Task to carry out: Count only the lines of the records that hold "ffffff", then give the number without any other words.

Records from a collection of figures:
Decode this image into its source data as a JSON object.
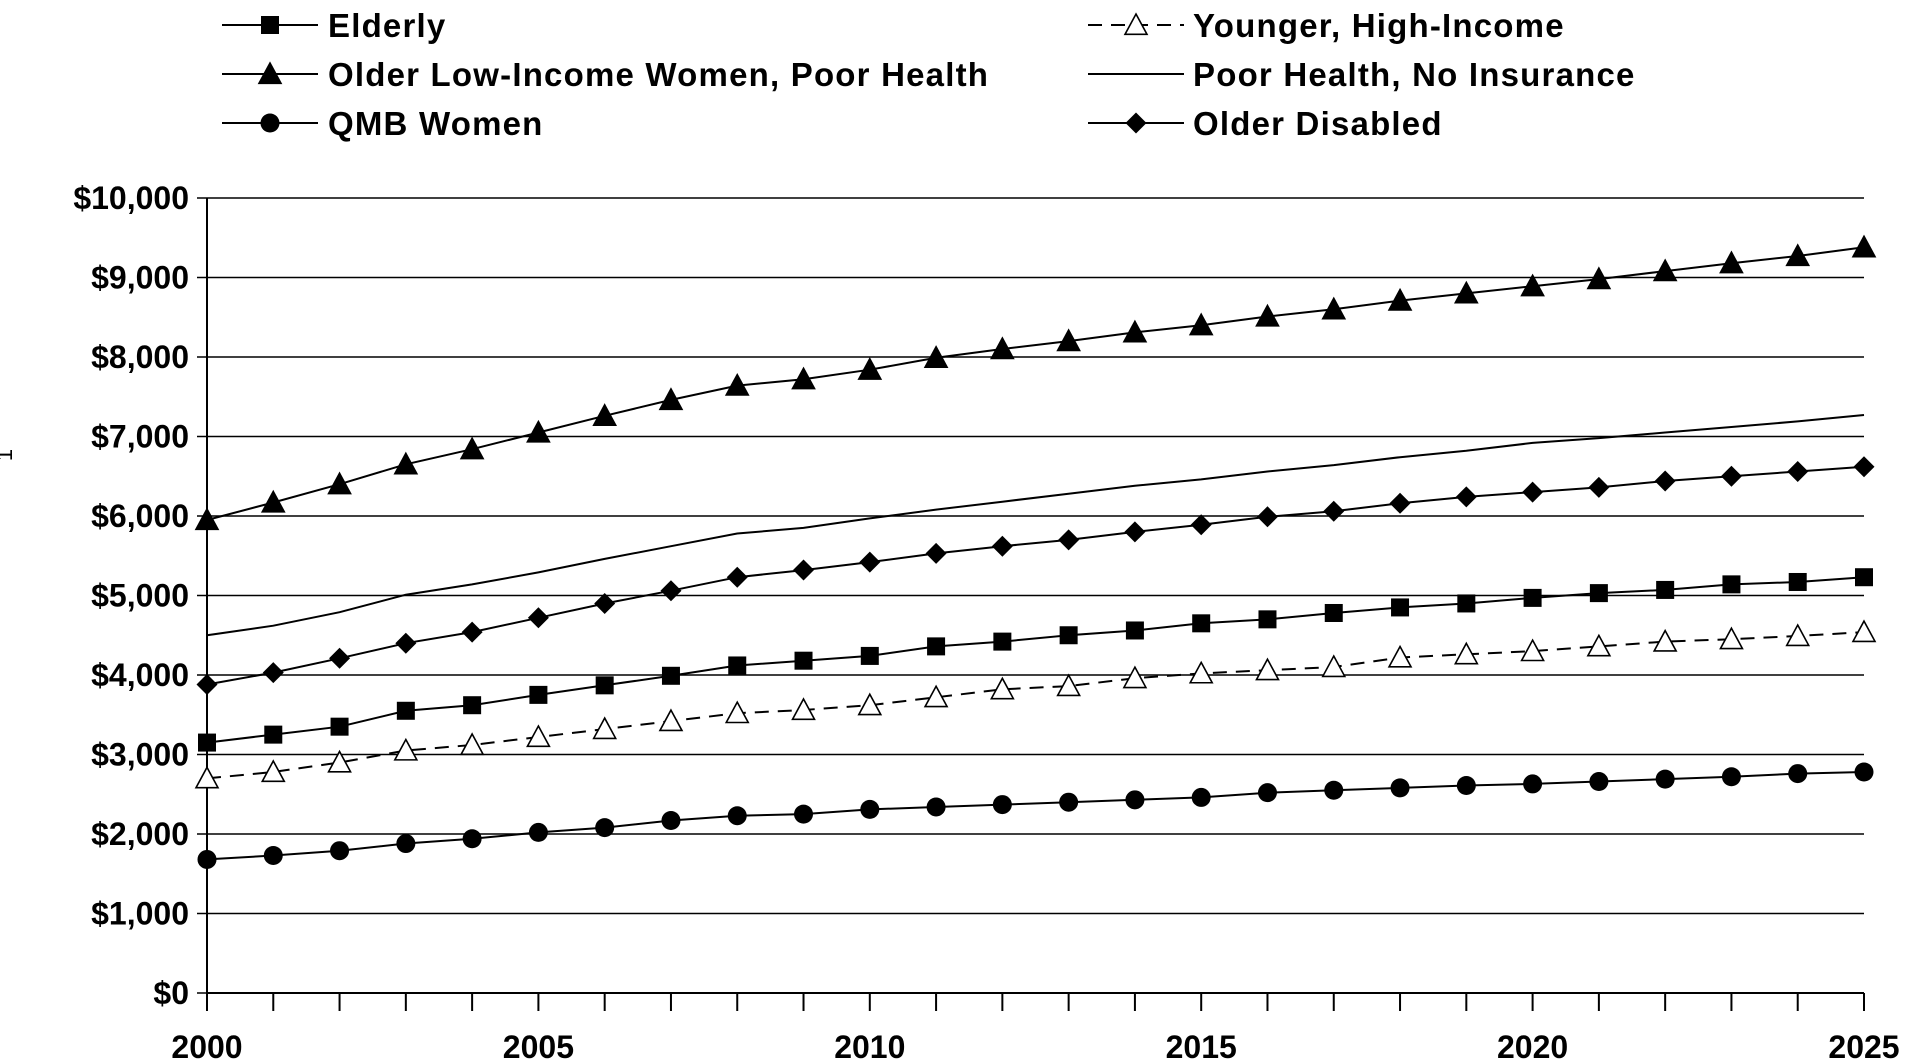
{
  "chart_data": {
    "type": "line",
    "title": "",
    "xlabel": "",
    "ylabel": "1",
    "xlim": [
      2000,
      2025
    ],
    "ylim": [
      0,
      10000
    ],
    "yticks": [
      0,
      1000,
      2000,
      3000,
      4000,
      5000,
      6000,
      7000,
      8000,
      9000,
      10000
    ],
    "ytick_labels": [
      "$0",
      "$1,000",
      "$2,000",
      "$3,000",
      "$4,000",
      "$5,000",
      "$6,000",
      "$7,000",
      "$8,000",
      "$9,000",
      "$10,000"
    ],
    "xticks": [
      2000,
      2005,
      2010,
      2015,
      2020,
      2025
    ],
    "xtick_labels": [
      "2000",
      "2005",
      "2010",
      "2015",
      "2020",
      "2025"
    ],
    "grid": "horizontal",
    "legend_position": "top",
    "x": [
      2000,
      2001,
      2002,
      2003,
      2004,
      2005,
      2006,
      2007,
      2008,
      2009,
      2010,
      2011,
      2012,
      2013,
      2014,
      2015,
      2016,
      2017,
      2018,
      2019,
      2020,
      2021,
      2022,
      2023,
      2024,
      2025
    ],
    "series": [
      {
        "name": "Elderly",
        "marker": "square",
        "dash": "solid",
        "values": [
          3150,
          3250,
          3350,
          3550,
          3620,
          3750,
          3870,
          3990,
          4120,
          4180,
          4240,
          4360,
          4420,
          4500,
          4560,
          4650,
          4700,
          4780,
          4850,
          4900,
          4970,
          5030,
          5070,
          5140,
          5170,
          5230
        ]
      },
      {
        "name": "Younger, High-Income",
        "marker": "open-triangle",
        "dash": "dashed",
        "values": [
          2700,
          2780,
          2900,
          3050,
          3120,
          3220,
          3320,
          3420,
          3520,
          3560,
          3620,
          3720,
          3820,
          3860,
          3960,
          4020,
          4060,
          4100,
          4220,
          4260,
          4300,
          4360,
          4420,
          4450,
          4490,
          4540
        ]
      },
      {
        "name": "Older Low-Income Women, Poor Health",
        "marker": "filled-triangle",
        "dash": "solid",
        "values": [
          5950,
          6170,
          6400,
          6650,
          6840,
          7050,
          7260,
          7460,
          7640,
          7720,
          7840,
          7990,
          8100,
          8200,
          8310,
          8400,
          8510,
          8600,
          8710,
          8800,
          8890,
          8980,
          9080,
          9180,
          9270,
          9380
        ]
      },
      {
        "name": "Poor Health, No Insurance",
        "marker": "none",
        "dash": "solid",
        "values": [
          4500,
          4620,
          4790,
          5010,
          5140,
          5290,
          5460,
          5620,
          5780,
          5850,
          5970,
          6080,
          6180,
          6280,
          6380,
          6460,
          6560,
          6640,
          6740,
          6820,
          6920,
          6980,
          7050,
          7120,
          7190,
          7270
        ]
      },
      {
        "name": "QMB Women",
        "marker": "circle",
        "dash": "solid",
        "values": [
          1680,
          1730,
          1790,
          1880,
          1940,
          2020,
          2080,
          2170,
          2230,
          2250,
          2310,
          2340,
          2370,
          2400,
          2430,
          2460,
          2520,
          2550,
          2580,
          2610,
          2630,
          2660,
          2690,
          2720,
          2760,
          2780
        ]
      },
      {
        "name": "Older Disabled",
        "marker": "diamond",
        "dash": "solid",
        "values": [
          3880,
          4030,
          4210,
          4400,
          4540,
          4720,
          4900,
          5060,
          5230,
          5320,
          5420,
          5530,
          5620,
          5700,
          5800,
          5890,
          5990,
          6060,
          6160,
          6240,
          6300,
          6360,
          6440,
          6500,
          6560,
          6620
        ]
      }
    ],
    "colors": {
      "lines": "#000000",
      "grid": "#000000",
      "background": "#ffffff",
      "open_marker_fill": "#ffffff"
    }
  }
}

Solution below: 2